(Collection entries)
++++

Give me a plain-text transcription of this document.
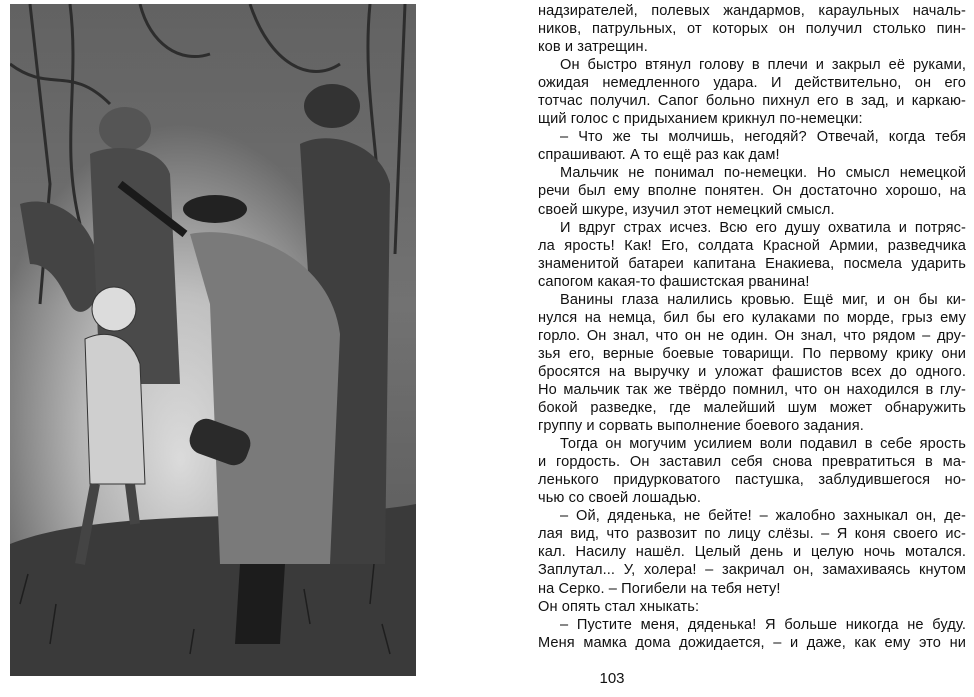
надзирателей, полевых жандармов, караульных началь-
ников, патрульных, от которых он получил столько пин-
ков и затрещин.
Он быстро втянул голову в плечи и закрыл её руками,
ожидая немедленного удара. И действительно, он его
тотчас получил. Сапог больно пихнул его в зад, и каркаю-
щий голос с придыханием крикнул по-немецки:
– Что же ты молчишь, негодяй? Отвечай, когда тебя
спрашивают. А то ещё раз как дам!
Мальчик не понимал по-немецки. Но смысл немецкой
речи был ему вполне понятен. Он достаточно хорошо, на
своей шкуре, изучил этот немецкий смысл.
И вдруг страх исчез. Всю его душу охватила и потряс-
ла ярость! Как! Его, солдата Красной Армии, разведчика
знаменитой батареи капитана Енакиева, посмела ударить
сапогом какая-то фашистская рванина!
Ванины глаза налились кровью. Ещё миг, и он бы ки-
нулся на немца, бил бы его кулаками по морде, грыз ему
горло. Он знал, что он не один. Он знал, что рядом – дру-
зья его, верные боевые товарищи. По первому крику они
бросятся на выручку и уложат фашистов всех до одного.
Но мальчик так же твёрдо помнил, что он находился в глу-
бокой разведке, где малейший шум может обнаружить
группу и сорвать выполнение боевого задания.
Тогда он могучим усилием воли подавил в себе ярость
и гордость. Он заставил себя снова превратиться в ма-
ленького придурковатого пастушка, заблудившегося но-
чью со своей лошадью.
– Ой, дяденька, не бейте! – жалобно захныкал он, де-
лая вид, что развозит по лицу слёзы. – Я коня своего ис-
кал. Насилу нашёл. Целый день и целую ночь мотался.
Заплутал... У, холера! – закричал он, замахиваясь кнутом
на Серко. – Погибели на тебя нету!
Он опять стал хныкать:
– Пустите меня, дяденька! Я больше никогда не буду.
Меня мамка дома дожидается, – и даже, как ему это ни
103
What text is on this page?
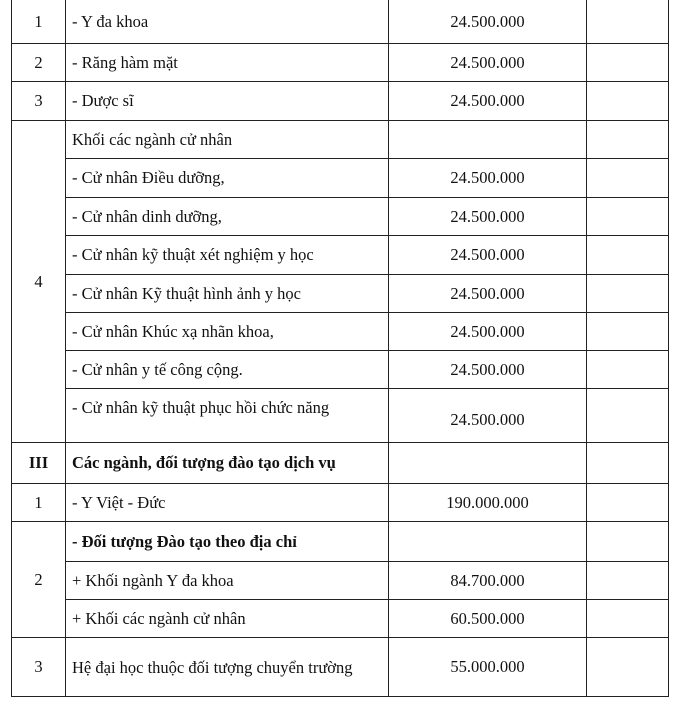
1	- Y đa khoa	24.500.000	
2	- Răng hàm mặt	24.500.000	
3	- Dược sĩ	24.500.000	
4	Khối các ngành cử nhân		
	- Cử nhân Điều dưỡng,	24.500.000	
	- Cử nhân dinh dưỡng,	24.500.000	
	- Cử nhân kỹ thuật xét nghiệm y học	24.500.000	
	- Cử nhân Kỹ thuật hình ảnh y học	24.500.000	
	- Cử nhân Khúc xạ nhãn khoa,	24.500.000	
	- Cử nhân y tế công cộng.	24.500.000	
	- Cử nhân kỹ thuật phục hồi chức năng	24.500.000	
III	Các ngành, đối tượng đào tạo dịch vụ		
1	- Y Việt - Đức	190.000.000	
2	- Đối tượng Đào tạo theo địa chỉ		
	+ Khối ngành Y đa khoa	84.700.000	
	+ Khối các ngành cử nhân	60.500.000	
3	Hệ đại học thuộc đối tượng chuyển trường	55.000.000	
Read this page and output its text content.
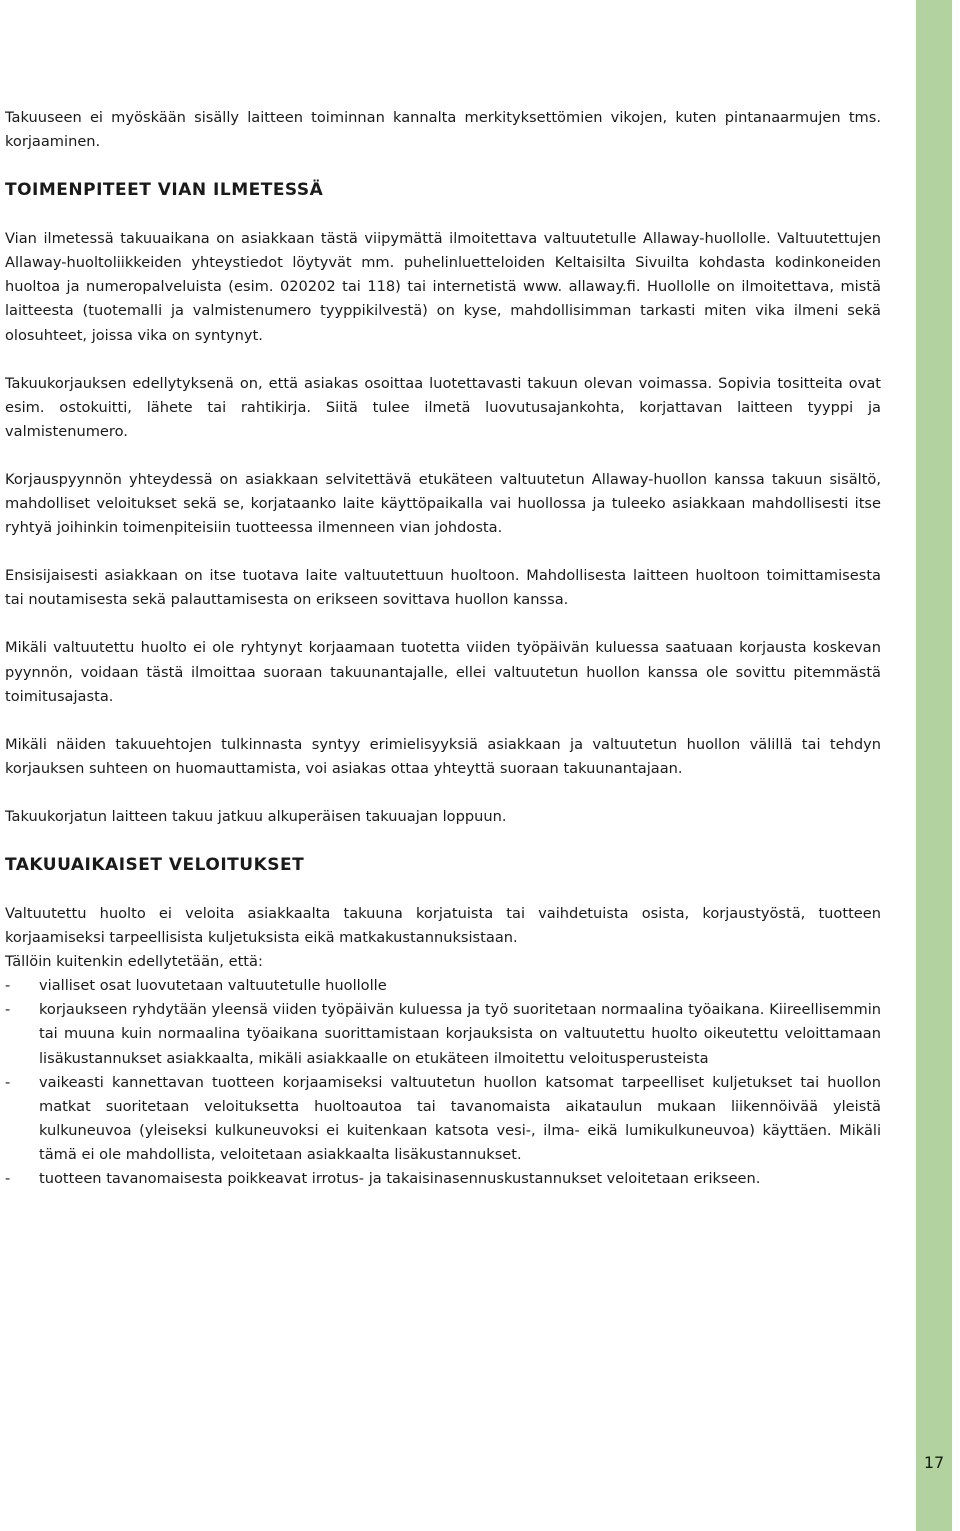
17

Takuuseen ei myöskään sisälly laitteen toiminnan kannalta merkityksettömien vikojen, kuten pintanaarmujen tms. korjaaminen.

TOIMENPITEET VIAN ILMETESSÄ

Vian ilmetessä takuuaikana on asiakkaan tästä viipymättä ilmoitettava valtuutetulle Allaway-huollolle. Valtuutettujen Allaway-huoltoliikkeiden yhteystiedot löytyvät mm. puhelinluetteloiden Keltaisilta Sivuilta kohdasta kodinkoneiden huoltoa ja numeropalveluista (esim. 020202 tai 118) tai internetistä www. allaway.fi. Huollolle on ilmoitettava, mistä laitteesta (tuotemalli ja valmistenumero tyyppikilvestä) on kyse, mahdollisimman tarkasti miten vika ilmeni sekä olosuhteet, joissa vika on syntynyt.

Takuukorjauksen edellytyksenä on, että asiakas osoittaa luotettavasti takuun olevan voimassa. Sopivia tositteita ovat esim. ostokuitti, lähete tai rahtikirja. Siitä tulee ilmetä luovutusajankohta, korjattavan laitteen tyyppi ja valmistenumero.

Korjauspyynnön yhteydessä on asiakkaan selvitettävä etukäteen valtuutetun Allaway-huollon kanssa takuun sisältö, mahdolliset veloitukset sekä se, korjataanko laite käyttöpaikalla vai huollossa ja tuleeko asiakkaan mahdollisesti itse ryhtyä joihinkin toimenpiteisiin tuotteessa ilmenneen vian johdosta.

Ensisijaisesti asiakkaan on itse tuotava laite valtuutettuun huoltoon. Mahdollisesta laitteen huoltoon toimittamisesta tai noutamisesta sekä palauttamisesta on erikseen sovittava huollon kanssa.

Mikäli valtuutettu huolto ei ole ryhtynyt korjaamaan tuotetta viiden työpäivän kuluessa saatuaan korjausta koskevan pyynnön, voidaan tästä ilmoittaa suoraan takuunantajalle, ellei valtuutetun huollon kanssa ole sovittu pitemmästä toimitusajasta.

Mikäli näiden takuuehtojen tulkinnasta syntyy erimielisyyksiä asiakkaan ja valtuutetun huollon välillä tai tehdyn korjauksen suhteen on huomauttamista, voi asiakas ottaa yhteyttä suoraan takuunantajaan.

Takuukorjatun laitteen takuu jatkuu alkuperäisen takuuajan loppuun.

TAKUUAIKAISET VELOITUKSET

Valtuutettu huolto ei veloita asiakkaalta takuuna korjatuista tai vaihdetuista osista, korjaustyöstä, tuotteen korjaamiseksi tarpeellisista kuljetuksista eikä matkakustannuksistaan.

Tällöin kuitenkin edellytetään, että:

- vialliset osat luovutetaan valtuutetulle huollolle
- korjaukseen ryhdytään yleensä viiden työpäivän kuluessa ja työ suoritetaan normaalina työaikana. Kiireellisemmin tai muuna kuin normaalina työaikana suorittamistaan korjauksista on valtuutettu huolto oikeutettu veloittamaan lisäkustannukset asiakkaalta, mikäli asiakkaalle on etukäteen ilmoitettu veloitusperusteista
- vaikeasti kannettavan tuotteen korjaamiseksi valtuutetun huollon katsomat tarpeelliset kuljetukset tai huollon matkat suoritetaan veloituksetta huoltoautoa tai tavanomaista aikataulun mukaan liikennöivää yleistä kulkuneuvoa (yleiseksi kulkuneuvoksi ei kuitenkaan katsota vesi-, ilma- eikä lumikulkuneuvoa) käyttäen. Mikäli tämä ei ole mahdollista, veloitetaan asiakkaalta lisäkustannukset.
- tuotteen tavanomaisesta poikkeavat irrotus- ja takaisinasennuskustannukset veloitetaan erikseen.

++++

**STATED PROBLEM**
Can you restate all the records above word for word while dropping the pictures?

**WRITTEN ANSWER**
Give me a plain-text transcription of this document.
надзирателей, полевых жандармов, караульных началь-
ников, патрульных, от которых он получил столько пин-
ков и затрещин.
Он быстро втянул голову в плечи и закрыл её руками,
ожидая немедленного удара. И действительно, он его
тотчас получил. Сапог больно пихнул его в зад, и каркаю-
щий голос с придыханием крикнул по-немецки:
– Что же ты молчишь, негодяй? Отвечай, когда тебя
спрашивают. А то ещё раз как дам!
Мальчик не понимал по-немецки. Но смысл немецкой
речи был ему вполне понятен. Он достаточно хорошо, на
своей шкуре, изучил этот немецкий смысл.
И вдруг страх исчез. Всю его душу охватила и потряс-
ла ярость! Как! Его, солдата Красной Армии, разведчика
знаменитой батареи капитана Енакиева, посмела ударить
сапогом какая-то фашистская рванина!
Ванины глаза налились кровью. Ещё миг, и он бы ки-
нулся на немца, бил бы его кулаками по морде, грыз ему
горло. Он знал, что он не один. Он знал, что рядом – дру-
зья его, верные боевые товарищи. По первому крику они
бросятся на выручку и уложат фашистов всех до одного.
Но мальчик так же твёрдо помнил, что он находился в глу-
бокой разведке, где малейший шум может обнаружить
группу и сорвать выполнение боевого задания.
Тогда он могучим усилием воли подавил в себе ярость
и гордость. Он заставил себя снова превратиться в ма-
ленького придурковатого пастушка, заблудившегося но-
чью со своей лошадью.
– Ой, дяденька, не бейте! – жалобно захныкал он, де-
лая вид, что развозит по лицу слёзы. – Я коня своего ис-
кал. Насилу нашёл. Целый день и целую ночь мотался.
Заплутал... У, холера! – закричал он, замахиваясь кнутом
на Серко. – Погибели на тебя нету!
Он опять стал хныкать:
– Пустите меня, дяденька! Я больше никогда не буду.
Меня мамка дома дожидается, – и даже, как ему это ни
103
What text is on this page?
1	- Y đa khoa	24.500.000	
2	- Răng hàm mặt	24.500.000	
3	- Dược sĩ	24.500.000	
4	Khối các ngành cử nhân		
	- Cử nhân Điều dưỡng,	24.500.000	
	- Cử nhân dinh dưỡng,	24.500.000	
	- Cử nhân kỹ thuật xét nghiệm y học	24.500.000	
	- Cử nhân Kỹ thuật hình ảnh y học	24.500.000	
	- Cử nhân Khúc xạ nhãn khoa,	24.500.000	
	- Cử nhân y tế công cộng.	24.500.000	
	- Cử nhân kỹ thuật phục hồi chức năng	24.500.000	
III	Các ngành, đối tượng đào tạo dịch vụ		
1	- Y Việt - Đức	190.000.000	
2	- Đối tượng Đào tạo theo địa chỉ		
	+ Khối ngành Y đa khoa	84.700.000	
	+ Khối các ngành cử nhân	60.500.000	
3	Hệ đại học thuộc đối tượng chuyển trường	55.000.000	
Read this page and output its text content.
17

Takuuseen ei myöskään sisälly laitteen toiminnan kannalta merkityksettömien vikojen, kuten pintanaarmujen tms. korjaaminen.

TOIMENPITEET VIAN ILMETESSÄ

Vian ilmetessä takuuaikana on asiakkaan tästä viipymättä ilmoitettava valtuutetulle Allaway-huollolle. Valtuutettujen Allaway-huoltoliikkeiden yhteystiedot löytyvät mm. puhelinluetteloiden Keltaisilta Sivuilta kohdasta kodinkoneiden huoltoa ja numeropalveluista (esim. 020202 tai 118) tai internetistä www. allaway.fi. Huollolle on ilmoitettava, mistä laitteesta (tuotemalli ja valmistenumero tyyppikilvestä) on kyse, mahdollisimman tarkasti miten vika ilmeni sekä olosuhteet, joissa vika on syntynyt.

Takuukorjauksen edellytyksenä on, että asiakas osoittaa luotettavasti takuun olevan voimassa. Sopivia tositteita ovat esim. ostokuitti, lähete tai rahtikirja. Siitä tulee ilmetä luovutusajankohta, korjattavan laitteen tyyppi ja valmistenumero.

Korjauspyynnön yhteydessä on asiakkaan selvitettävä etukäteen valtuutetun Allaway-huollon kanssa takuun sisältö, mahdolliset veloitukset sekä se, korjataanko laite käyttöpaikalla vai huollossa ja tuleeko asiakkaan mahdollisesti itse ryhtyä joihinkin toimenpiteisiin tuotteessa ilmenneen vian johdosta.

Ensisijaisesti asiakkaan on itse tuotava laite valtuutettuun huoltoon. Mahdollisesta laitteen huoltoon toimittamisesta tai noutamisesta sekä palauttamisesta on erikseen sovittava huollon kanssa.

Mikäli valtuutettu huolto ei ole ryhtynyt korjaamaan tuotetta viiden työpäivän kuluessa saatuaan korjausta koskevan pyynnön, voidaan tästä ilmoittaa suoraan takuunantajalle, ellei valtuutetun huollon kanssa ole sovittu pitemmästä toimitusajasta.

Mikäli näiden takuuehtojen tulkinnasta syntyy erimielisyyksiä asiakkaan ja valtuutetun huollon välillä tai tehdyn korjauksen suhteen on huomauttamista, voi asiakas ottaa yhteyttä suoraan takuunantajaan.

Takuukorjatun laitteen takuu jatkuu alkuperäisen takuuajan loppuun.

TAKUUAIKAISET VELOITUKSET

Valtuutettu huolto ei veloita asiakkaalta takuuna korjatuista tai vaihdetuista osista, korjaustyöstä, tuotteen korjaamiseksi tarpeellisista kuljetuksista eikä matkakustannuksistaan.

Tällöin kuitenkin edellytetään, että:

- vialliset osat luovutetaan valtuutetulle huollolle
- korjaukseen ryhdytään yleensä viiden työpäivän kuluessa ja työ suoritetaan normaalina työaikana. Kiireellisemmin tai muuna kuin normaalina työaikana suorittamistaan korjauksista on valtuutettu huolto oikeutettu veloittamaan lisäkustannukset asiakkaalta, mikäli asiakkaalle on etukäteen ilmoitettu veloitusperusteista
- vaikeasti kannettavan tuotteen korjaamiseksi valtuutetun huollon katsomat tarpeelliset kuljetukset tai huollon matkat suoritetaan veloituksetta huoltoautoa tai tavanomaista aikataulun mukaan liikennöivää yleistä kulkuneuvoa (yleiseksi kulkuneuvoksi ei kuitenkaan katsota vesi-, ilma- eikä lumikulkuneuvoa) käyttäen. Mikäli tämä ei ole mahdollista, veloitetaan asiakkaalta lisäkustannukset.
- tuotteen tavanomaisesta poikkeavat irrotus- ja takaisinasennuskustannukset veloitetaan erikseen.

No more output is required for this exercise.